**STATED TASK:**
Using the data beneath, show every line that includes the word "iface".

**RECORDS FOR THIS EXERCISE:**
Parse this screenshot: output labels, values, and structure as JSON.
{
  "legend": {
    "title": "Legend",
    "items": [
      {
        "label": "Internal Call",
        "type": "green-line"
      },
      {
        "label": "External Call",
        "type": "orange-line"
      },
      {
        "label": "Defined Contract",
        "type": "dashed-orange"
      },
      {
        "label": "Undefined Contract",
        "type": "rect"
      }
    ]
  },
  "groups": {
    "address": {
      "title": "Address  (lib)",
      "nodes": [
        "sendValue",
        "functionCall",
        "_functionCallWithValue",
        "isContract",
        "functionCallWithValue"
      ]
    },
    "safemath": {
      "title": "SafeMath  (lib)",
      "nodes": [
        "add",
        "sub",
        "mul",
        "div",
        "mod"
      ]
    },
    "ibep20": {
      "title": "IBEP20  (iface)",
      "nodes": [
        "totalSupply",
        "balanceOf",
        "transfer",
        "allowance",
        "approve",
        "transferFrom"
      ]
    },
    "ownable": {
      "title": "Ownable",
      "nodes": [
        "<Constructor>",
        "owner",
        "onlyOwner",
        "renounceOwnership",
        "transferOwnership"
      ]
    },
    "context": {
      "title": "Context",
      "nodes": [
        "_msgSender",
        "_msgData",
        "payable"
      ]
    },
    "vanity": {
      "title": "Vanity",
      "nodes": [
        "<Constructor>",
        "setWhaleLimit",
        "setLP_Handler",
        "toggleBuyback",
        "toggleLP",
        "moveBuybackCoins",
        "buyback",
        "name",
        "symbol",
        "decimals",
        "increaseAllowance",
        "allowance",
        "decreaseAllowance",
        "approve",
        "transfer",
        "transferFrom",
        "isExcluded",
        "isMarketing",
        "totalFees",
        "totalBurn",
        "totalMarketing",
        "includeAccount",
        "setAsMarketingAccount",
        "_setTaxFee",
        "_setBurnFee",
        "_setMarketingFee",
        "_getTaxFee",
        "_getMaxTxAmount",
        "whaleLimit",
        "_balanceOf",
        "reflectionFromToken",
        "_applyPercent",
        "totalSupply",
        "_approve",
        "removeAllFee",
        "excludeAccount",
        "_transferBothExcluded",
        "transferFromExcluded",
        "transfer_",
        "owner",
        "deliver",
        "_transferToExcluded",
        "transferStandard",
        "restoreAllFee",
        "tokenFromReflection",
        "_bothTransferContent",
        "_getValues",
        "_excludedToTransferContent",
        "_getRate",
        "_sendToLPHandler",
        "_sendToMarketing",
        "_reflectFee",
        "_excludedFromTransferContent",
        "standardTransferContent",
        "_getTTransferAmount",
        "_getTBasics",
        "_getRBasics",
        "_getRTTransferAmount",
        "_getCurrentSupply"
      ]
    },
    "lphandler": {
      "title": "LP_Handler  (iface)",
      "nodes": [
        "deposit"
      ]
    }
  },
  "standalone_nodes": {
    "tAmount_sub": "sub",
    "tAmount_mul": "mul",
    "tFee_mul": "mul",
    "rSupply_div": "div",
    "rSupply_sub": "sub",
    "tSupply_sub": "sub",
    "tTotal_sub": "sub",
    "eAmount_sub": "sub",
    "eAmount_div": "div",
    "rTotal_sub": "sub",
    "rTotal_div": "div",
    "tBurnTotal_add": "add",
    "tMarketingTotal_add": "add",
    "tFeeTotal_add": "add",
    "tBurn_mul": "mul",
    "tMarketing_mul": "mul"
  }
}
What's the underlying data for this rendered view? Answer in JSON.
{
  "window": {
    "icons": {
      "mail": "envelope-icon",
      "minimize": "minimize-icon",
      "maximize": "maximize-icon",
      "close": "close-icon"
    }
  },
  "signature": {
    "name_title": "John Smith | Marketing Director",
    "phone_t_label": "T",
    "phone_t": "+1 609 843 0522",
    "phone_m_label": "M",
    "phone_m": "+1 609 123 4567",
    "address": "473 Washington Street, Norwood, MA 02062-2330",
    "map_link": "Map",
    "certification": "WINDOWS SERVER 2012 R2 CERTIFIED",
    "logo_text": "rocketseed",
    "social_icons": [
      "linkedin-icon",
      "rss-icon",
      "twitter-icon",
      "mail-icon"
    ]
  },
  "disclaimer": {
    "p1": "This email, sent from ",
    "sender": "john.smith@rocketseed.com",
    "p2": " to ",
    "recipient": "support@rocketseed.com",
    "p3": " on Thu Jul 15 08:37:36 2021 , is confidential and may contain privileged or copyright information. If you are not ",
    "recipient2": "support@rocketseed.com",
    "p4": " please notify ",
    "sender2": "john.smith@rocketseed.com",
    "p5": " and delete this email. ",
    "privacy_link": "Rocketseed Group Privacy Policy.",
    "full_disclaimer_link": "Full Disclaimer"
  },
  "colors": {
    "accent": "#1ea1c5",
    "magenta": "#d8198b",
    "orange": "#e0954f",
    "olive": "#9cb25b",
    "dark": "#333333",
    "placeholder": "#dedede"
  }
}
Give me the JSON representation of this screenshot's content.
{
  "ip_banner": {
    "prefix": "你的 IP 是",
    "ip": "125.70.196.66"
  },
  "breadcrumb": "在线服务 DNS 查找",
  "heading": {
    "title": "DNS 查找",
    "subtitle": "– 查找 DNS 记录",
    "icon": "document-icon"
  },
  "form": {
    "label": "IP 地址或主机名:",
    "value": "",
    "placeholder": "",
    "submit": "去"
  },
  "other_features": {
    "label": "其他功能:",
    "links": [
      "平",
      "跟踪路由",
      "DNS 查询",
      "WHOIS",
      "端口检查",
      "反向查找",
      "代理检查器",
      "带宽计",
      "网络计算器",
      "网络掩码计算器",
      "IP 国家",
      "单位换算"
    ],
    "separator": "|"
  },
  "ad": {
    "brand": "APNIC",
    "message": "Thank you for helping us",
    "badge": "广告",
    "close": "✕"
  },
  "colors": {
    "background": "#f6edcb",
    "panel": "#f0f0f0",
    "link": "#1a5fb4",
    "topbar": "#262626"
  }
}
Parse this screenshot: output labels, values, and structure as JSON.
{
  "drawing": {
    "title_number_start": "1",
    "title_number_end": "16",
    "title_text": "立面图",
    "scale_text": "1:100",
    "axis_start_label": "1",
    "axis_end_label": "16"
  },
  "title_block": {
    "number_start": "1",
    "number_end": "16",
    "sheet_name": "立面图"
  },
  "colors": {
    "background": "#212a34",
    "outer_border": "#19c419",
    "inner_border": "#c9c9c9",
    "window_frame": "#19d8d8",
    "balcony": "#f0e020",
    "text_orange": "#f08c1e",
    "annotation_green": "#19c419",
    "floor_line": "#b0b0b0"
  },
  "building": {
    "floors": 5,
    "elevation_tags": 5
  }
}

**FULL RESPONSE:**
      "title": "IBEP20  (iface)",
      "title": "LP_Handler  (iface)",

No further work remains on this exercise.